Set task: Examine the entries and show every line in which the word "Type" is found.

Data excerpts:
+-------+
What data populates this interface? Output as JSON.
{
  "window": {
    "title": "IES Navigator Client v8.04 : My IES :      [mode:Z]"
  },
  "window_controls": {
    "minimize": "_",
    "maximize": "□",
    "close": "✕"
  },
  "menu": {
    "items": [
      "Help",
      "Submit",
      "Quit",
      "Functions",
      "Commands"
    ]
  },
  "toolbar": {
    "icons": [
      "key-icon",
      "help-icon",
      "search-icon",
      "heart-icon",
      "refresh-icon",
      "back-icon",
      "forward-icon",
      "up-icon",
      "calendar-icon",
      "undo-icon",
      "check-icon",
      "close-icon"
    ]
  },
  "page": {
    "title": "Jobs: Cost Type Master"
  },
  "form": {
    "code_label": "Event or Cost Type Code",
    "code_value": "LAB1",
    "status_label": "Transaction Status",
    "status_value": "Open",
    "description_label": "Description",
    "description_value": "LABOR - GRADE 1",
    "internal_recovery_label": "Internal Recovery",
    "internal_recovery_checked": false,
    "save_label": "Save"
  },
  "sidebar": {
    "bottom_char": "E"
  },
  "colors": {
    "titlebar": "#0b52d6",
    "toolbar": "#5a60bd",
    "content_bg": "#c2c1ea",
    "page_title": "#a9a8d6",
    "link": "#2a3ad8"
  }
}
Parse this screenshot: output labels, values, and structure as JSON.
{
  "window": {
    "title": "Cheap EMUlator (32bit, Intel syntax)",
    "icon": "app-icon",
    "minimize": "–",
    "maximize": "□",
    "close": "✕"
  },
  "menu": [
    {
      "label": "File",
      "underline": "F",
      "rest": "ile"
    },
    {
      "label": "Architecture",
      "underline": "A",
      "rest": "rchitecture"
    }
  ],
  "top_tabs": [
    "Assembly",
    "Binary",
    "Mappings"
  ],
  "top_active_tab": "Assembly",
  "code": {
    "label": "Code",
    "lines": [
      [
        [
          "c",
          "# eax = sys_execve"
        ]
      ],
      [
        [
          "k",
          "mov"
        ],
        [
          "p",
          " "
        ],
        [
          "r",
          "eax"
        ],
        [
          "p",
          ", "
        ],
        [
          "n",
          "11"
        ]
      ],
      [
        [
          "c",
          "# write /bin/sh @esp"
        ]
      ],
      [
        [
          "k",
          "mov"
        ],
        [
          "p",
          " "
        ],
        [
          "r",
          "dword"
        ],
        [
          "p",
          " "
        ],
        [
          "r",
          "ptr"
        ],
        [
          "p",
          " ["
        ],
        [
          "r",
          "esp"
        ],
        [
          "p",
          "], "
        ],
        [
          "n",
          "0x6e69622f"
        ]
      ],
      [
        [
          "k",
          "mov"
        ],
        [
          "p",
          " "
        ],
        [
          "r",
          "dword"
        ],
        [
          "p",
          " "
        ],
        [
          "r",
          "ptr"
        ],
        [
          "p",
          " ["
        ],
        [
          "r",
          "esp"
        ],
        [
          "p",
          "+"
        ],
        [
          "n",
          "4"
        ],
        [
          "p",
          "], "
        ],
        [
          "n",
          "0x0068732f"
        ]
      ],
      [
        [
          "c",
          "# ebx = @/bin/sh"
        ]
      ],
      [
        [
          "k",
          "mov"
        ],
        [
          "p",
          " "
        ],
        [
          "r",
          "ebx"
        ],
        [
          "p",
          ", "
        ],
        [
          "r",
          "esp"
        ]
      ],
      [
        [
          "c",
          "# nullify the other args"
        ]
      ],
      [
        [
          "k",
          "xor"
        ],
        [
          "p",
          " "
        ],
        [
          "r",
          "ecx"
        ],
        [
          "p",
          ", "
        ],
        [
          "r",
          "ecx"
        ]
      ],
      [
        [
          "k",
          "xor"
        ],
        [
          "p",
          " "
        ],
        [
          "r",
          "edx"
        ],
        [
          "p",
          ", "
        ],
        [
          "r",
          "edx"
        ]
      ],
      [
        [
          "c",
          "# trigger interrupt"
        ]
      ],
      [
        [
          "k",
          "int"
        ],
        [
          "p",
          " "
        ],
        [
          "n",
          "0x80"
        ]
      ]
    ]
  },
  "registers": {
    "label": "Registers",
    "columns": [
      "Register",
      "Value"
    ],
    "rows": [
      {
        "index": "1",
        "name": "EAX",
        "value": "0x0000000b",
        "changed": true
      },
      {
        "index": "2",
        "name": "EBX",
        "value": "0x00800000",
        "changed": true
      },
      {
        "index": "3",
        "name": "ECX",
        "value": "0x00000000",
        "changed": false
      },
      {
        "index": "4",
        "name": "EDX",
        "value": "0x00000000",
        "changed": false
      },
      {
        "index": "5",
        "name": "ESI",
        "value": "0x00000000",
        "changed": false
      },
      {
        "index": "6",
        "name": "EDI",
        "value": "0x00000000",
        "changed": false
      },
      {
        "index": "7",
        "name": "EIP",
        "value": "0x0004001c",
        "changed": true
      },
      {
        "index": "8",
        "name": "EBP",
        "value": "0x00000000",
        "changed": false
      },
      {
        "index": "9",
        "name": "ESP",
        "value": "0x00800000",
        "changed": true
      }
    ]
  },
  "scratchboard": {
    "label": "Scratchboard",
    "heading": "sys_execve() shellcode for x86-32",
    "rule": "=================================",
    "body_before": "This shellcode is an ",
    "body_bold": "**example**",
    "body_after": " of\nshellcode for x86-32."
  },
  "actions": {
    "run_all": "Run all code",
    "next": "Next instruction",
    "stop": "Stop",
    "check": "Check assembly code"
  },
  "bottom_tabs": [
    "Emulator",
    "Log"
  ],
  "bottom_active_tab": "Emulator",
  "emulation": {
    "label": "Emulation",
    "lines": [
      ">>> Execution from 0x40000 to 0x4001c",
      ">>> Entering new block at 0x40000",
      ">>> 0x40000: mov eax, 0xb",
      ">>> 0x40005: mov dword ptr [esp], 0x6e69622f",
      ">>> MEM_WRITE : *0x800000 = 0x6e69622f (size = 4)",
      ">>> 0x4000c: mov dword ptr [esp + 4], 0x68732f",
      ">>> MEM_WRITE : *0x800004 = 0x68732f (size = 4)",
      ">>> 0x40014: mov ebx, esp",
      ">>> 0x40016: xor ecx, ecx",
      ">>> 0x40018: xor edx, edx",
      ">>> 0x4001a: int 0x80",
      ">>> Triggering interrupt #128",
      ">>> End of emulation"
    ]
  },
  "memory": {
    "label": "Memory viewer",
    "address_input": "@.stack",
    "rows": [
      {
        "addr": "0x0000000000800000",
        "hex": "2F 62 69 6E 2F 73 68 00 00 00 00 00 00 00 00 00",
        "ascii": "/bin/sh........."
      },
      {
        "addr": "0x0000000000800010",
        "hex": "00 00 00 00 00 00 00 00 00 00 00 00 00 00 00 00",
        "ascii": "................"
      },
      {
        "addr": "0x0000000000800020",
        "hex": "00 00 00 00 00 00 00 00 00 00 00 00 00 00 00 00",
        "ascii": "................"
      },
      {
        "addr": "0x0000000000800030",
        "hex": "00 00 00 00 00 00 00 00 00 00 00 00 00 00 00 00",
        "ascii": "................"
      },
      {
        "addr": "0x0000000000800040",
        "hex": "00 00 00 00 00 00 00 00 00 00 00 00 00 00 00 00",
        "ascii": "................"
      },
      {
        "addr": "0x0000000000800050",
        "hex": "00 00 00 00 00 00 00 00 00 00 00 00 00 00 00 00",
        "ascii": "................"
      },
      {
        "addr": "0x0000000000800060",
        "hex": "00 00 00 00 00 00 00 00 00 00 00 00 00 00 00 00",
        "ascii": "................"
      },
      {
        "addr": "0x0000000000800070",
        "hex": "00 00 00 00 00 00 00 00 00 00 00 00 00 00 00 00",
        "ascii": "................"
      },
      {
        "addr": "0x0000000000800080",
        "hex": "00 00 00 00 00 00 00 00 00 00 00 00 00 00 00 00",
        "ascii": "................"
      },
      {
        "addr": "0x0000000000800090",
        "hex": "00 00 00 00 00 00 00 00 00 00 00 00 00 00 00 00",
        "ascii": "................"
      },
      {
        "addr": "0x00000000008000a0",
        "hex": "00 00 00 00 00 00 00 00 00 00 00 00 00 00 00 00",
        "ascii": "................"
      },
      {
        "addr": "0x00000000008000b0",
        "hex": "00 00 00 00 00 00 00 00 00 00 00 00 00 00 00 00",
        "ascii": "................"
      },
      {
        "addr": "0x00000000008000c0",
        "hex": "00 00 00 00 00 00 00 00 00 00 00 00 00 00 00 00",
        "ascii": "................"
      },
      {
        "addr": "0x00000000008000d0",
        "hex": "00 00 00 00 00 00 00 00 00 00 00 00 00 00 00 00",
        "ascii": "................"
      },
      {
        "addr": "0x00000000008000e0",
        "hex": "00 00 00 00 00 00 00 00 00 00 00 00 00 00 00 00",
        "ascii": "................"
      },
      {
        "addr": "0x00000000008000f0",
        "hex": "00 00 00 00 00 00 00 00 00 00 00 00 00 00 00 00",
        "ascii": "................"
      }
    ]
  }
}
+-------+
Answer for the task:
    "title": "Jobs: Cost Type Master"
    "code_label": "Event or Cost Type Code",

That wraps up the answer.